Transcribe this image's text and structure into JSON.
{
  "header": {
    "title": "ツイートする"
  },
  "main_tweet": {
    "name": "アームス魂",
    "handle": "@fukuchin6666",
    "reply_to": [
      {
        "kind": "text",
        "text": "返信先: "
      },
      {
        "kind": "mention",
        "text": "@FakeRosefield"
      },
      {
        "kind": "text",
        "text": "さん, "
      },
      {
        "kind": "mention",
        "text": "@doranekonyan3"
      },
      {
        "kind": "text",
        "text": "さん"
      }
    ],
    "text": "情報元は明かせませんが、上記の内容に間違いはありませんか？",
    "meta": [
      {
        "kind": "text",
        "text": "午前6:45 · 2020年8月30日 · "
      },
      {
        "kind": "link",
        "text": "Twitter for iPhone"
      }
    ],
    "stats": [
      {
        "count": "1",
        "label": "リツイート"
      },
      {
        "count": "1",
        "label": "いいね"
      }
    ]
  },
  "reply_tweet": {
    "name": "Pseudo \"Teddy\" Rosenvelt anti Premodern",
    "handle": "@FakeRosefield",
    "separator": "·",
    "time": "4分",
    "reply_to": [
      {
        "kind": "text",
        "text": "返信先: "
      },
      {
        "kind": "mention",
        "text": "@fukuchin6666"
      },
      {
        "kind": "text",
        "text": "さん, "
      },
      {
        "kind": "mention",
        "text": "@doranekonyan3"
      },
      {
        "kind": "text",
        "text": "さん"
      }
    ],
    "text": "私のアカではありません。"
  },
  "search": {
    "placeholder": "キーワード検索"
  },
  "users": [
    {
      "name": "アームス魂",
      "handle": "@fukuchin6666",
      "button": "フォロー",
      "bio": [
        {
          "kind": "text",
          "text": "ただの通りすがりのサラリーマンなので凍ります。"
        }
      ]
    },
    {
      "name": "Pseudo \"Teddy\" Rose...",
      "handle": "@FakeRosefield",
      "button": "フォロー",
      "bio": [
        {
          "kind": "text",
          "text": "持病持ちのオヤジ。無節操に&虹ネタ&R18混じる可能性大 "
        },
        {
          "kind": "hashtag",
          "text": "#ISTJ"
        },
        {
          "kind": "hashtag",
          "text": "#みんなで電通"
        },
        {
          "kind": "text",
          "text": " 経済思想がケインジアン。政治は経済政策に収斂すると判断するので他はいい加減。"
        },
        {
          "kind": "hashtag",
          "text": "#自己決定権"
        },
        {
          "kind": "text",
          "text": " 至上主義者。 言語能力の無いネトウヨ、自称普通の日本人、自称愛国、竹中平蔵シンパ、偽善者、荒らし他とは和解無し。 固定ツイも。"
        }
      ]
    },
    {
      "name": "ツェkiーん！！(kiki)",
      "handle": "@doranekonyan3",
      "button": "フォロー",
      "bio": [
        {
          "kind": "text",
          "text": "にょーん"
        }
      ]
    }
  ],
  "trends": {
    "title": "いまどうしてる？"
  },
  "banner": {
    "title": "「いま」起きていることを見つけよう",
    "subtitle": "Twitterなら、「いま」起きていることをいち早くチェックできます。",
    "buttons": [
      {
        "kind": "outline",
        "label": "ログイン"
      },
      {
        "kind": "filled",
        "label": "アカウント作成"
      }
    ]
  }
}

(STATED PROBLEM): Repeat the data precisely, reproducing every entry.

(TASK RESULT):
Transcribe this image's text and structure into JSON.
{
  "header": {
    "title": "ツイートする"
  },
  "main_tweet": {
    "name": "アームス魂",
    "handle": "@fukuchin6666",
    "reply_to": [
      {
        "kind": "text",
        "text": "返信先: "
      },
      {
        "kind": "mention",
        "text": "@FakeRosefield"
      },
      {
        "kind": "text",
        "text": "さん, "
      },
      {
        "kind": "mention",
        "text": "@doranekonyan3"
      },
      {
        "kind": "text",
        "text": "さん"
      }
    ],
    "text": "情報元は明かせませんが、上記の内容に間違いはありませんか？",
    "meta": [
      {
        "kind": "text",
        "text": "午前6:45 · 2020年8月30日 · "
      },
      {
        "kind": "link",
        "text": "Twitter for iPhone"
      }
    ],
    "stats": [
      {
        "count": "1",
        "label": "リツイート"
      },
      {
        "count": "1",
        "label": "いいね"
      }
    ]
  },
  "reply_tweet": {
    "name": "Pseudo \"Teddy\" Rosenvelt anti Premodern",
    "handle": "@FakeRosefield",
    "separator": "·",
    "time": "4分",
    "reply_to": [
      {
        "kind": "text",
        "text": "返信先: "
      },
      {
        "kind": "mention",
        "text": "@fukuchin6666"
      },
      {
        "kind": "text",
        "text": "さん, "
      },
      {
        "kind": "mention",
        "text": "@doranekonyan3"
      },
      {
        "kind": "text",
        "text": "さん"
      }
    ],
    "text": "私のアカではありません。"
  },
  "search": {
    "placeholder": "キーワード検索"
  },
  "users": [
    {
      "name": "アームス魂",
      "handle": "@fukuchin6666",
      "button": "フォロー",
      "bio": [
        {
          "kind": "text",
          "text": "ただの通りすがりのサラリーマンなので凍ります。"
        }
      ]
    },
    {
      "name": "Pseudo \"Teddy\" Rose...",
      "handle": "@FakeRosefield",
      "button": "フォロー",
      "bio": [
        {
          "kind": "text",
          "text": "持病持ちのオヤジ。無節操に&虹ネタ&R18混じる可能性大 "
        },
        {
          "kind": "hashtag",
          "text": "#ISTJ"
        },
        {
          "kind": "hashtag",
          "text": "#みんなで電通"
        },
        {
          "kind": "text",
          "text": " 経済思想がケインジアン。政治は経済政策に収斂すると判断するので他はいい加減。"
        },
        {
          "kind": "hashtag",
          "text": "#自己決定権"
        },
        {
          "kind": "text",
          "text": " 至上主義者。 言語能力の無いネトウヨ、自称普通の日本人、自称愛国、竹中平蔵シンパ、偽善者、荒らし他とは和解無し。 固定ツイも。"
        }
      ]
    },
    {
      "name": "ツェkiーん！！(kiki)",
      "handle": "@doranekonyan3",
      "button": "フォロー",
      "bio": [
        {
          "kind": "text",
          "text": "にょーん"
        }
      ]
    }
  ],
  "trends": {
    "title": "いまどうしてる？"
  },
  "banner": {
    "title": "「いま」起きていることを見つけよう",
    "subtitle": "Twitterなら、「いま」起きていることをいち早くチェックできます。",
    "buttons": [
      {
        "kind": "outline",
        "label": "ログイン"
      },
      {
        "kind": "filled",
        "label": "アカウント作成"
      }
    ]
  }
}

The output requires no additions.